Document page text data
----
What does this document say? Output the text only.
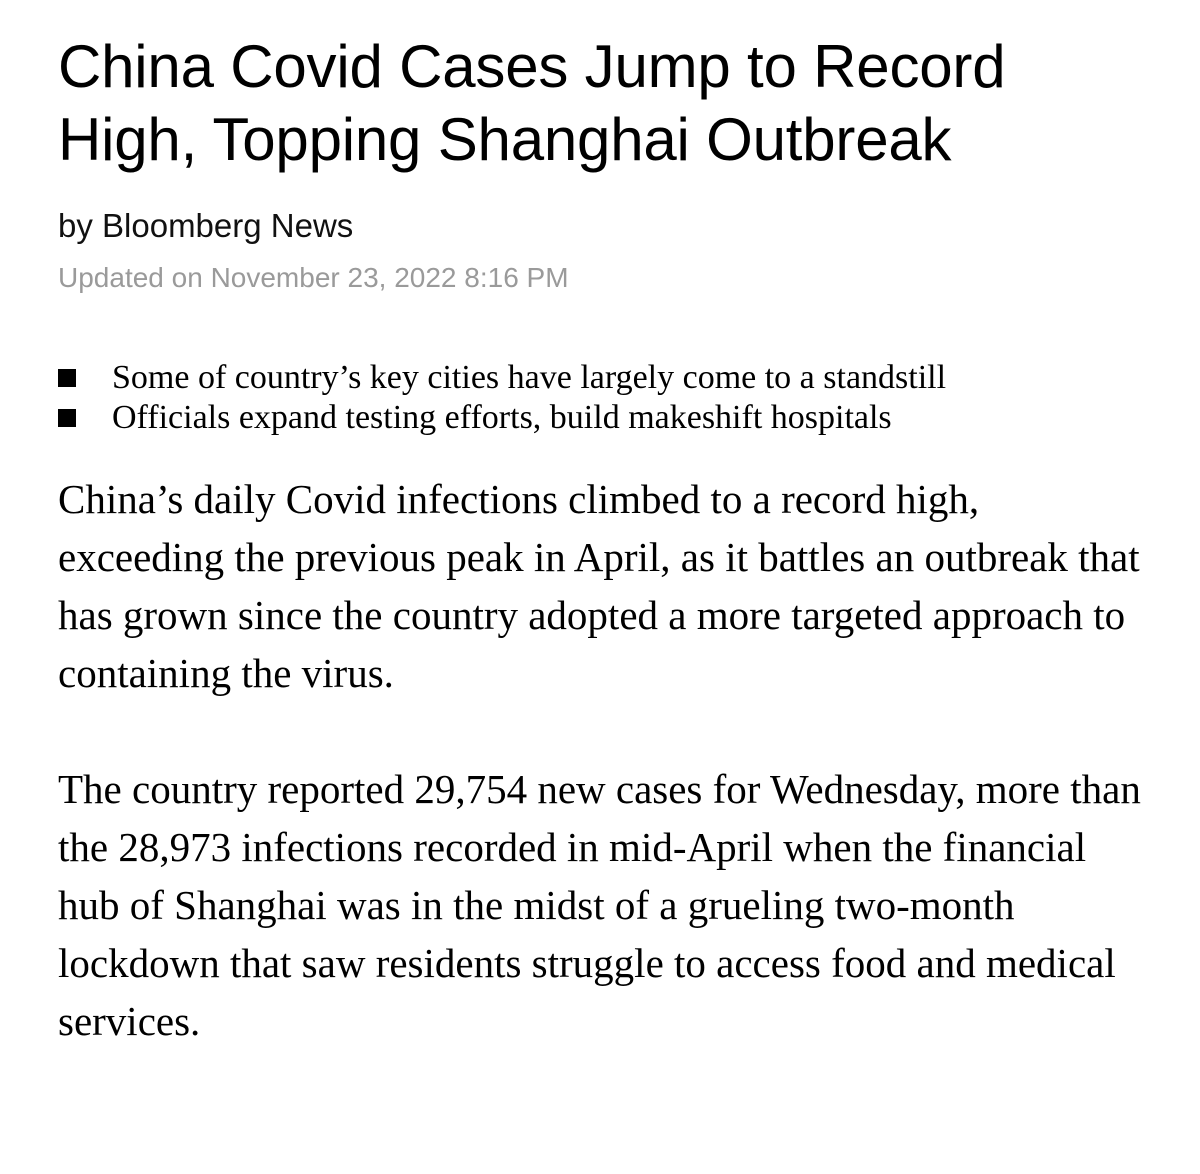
China Covid Cases Jump to Record High, Topping Shanghai Outbreak
by Bloomberg News
Updated on November 23, 2022 8:16 PM
Some of country’s key cities have largely come to a standstill
Officials expand testing efforts, build makeshift hospitals

China’s daily Covid infections climbed to a record high, exceeding the previous peak in April, as it battles an outbreak that has grown since the country adopted a more targeted approach to containing the virus.

The country reported 29,754 new cases for Wednesday, more than the 28,973 infections recorded in mid-April when the financial hub of Shanghai was in the midst of a grueling two-month lockdown that saw residents struggle to access food and medical services.
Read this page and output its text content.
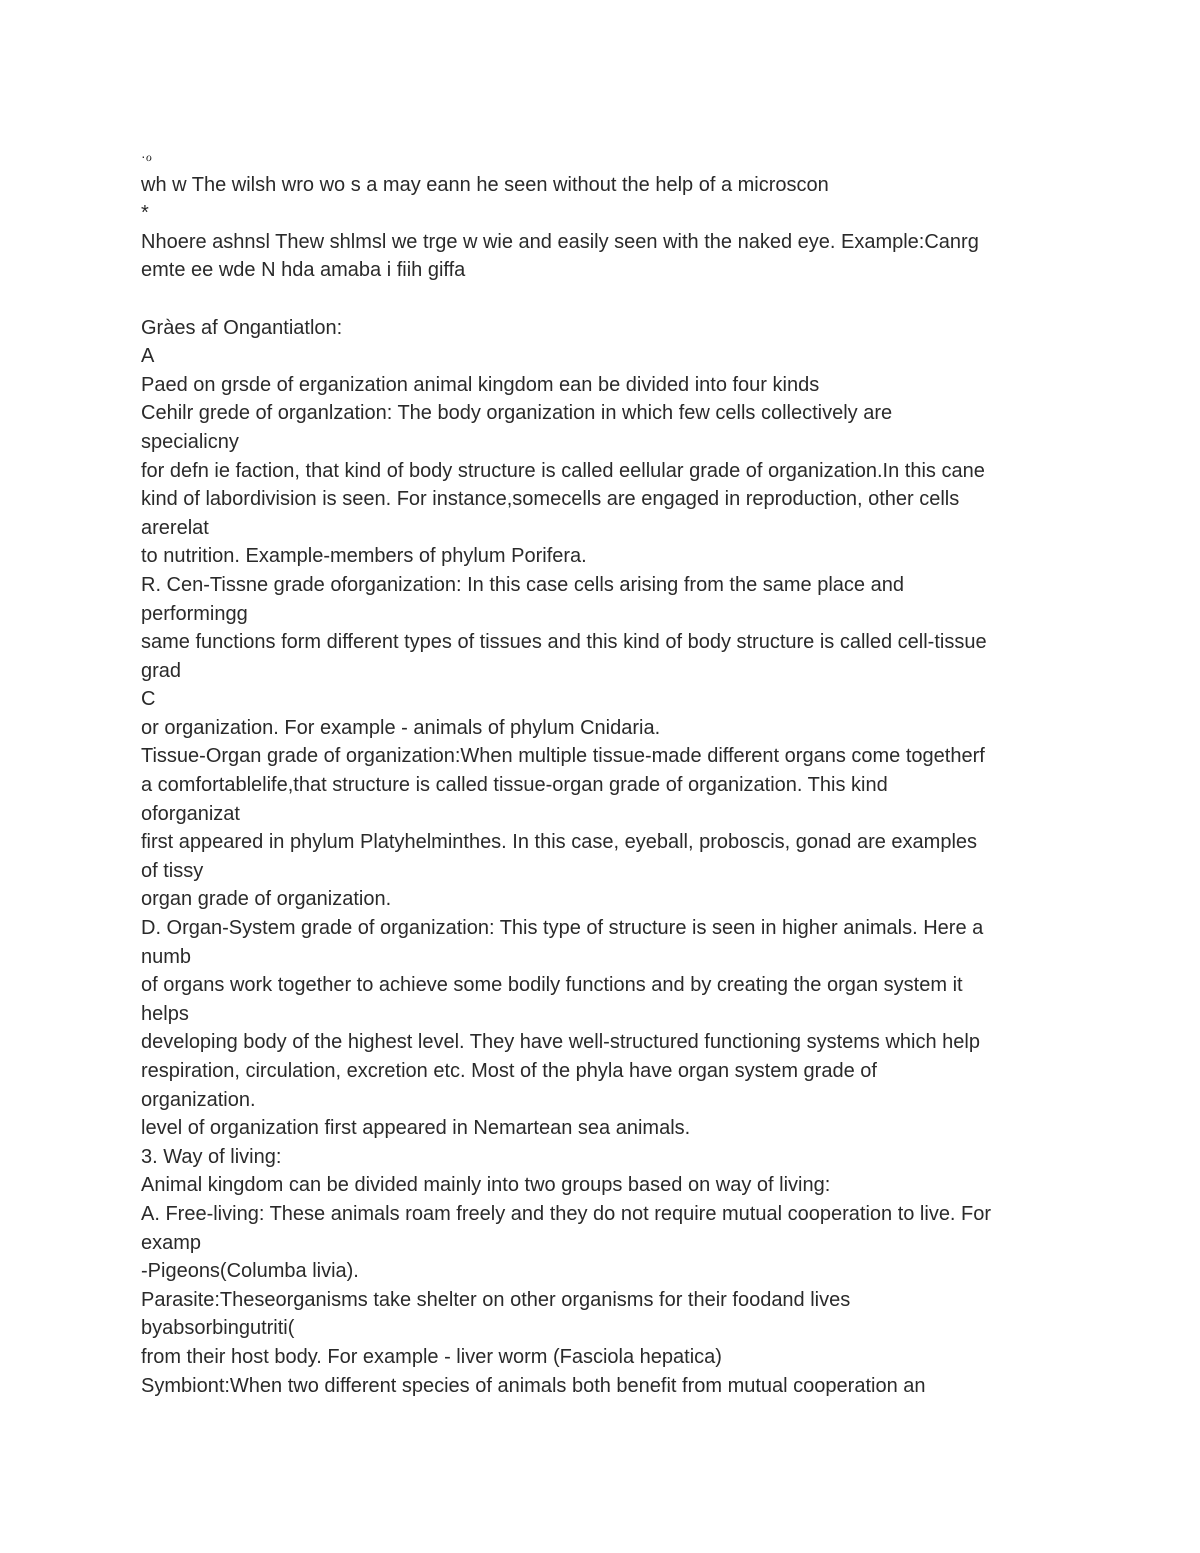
·ℴ
wh w The wilsh wro wo s a may eann he seen without the help of a microscon
*
Nhoere ashnsl Thew shlmsl we trge w wie and easily seen with the naked eye. Example:Canrg
emte ee wde N hda amaba i fiih giffa
Gràes af Ongantiatlon:
A
Paed on grsde of erganization animal kingdom ean be divided into four kinds
Cehilr grede of organlzation: The body organization in which few cells collectively are
specialicny
for defn ie faction, that kind of body structure is called eellular grade of organization.In this cane
kind of labordivision is seen. For instance,somecells are engaged in reproduction, other cells
arerelat
to nutrition. Example-members of phylum Porifera.
R. Cen-Tissne grade oforganization: In this case cells arising from the same place and
performingg
same functions form different types of tissues and this kind of body structure is called cell-tissue
grad
C
or organization. For example - animals of phylum Cnidaria.
Tissue-Organ grade of organization:When multiple tissue-made different organs come togetherf
a comfortablelife,that structure is called tissue-organ grade of organization. This kind
oforganizat
first appeared in phylum Platyhelminthes. In this case, eyeball, proboscis, gonad are examples
of tissy
organ grade of organization.
D. Organ-System grade of organization: This type of structure is seen in higher animals. Here a
numb
of organs work together to achieve some bodily functions and by creating the organ system it
helps
developing body of the highest level. They have well-structured functioning systems which help
respiration, circulation, excretion etc. Most of the phyla have organ system grade of
organization.
level of organization first appeared in Nemartean sea animals.
3. Way of living:
Animal kingdom can be divided mainly into two groups based on way of living:
A. Free-living: These animals roam freely and they do not require mutual cooperation to live. For
examp
-Pigeons(Columba livia).
Parasite:Theseorganisms take shelter on other organisms for their foodand lives
byabsorbingutriti(
from their host body. For example - liver worm (Fasciola hepatica)
Symbiont:When two different species of animals both benefit from mutual cooperation an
----
Pick out, from the lines above, every one that contains the string "seen".

wh w The wilsh wro wo s a may eann he seen without the help of a microscon
Nhoere ashnsl Thew shlmsl we trge w wie and easily seen with the naked eye. Example:Canrg
kind of labordivision is seen. For instance,somecells are engaged in reproduction, other cells
D. Organ-System grade of organization: This type of structure is seen in higher animals. Here a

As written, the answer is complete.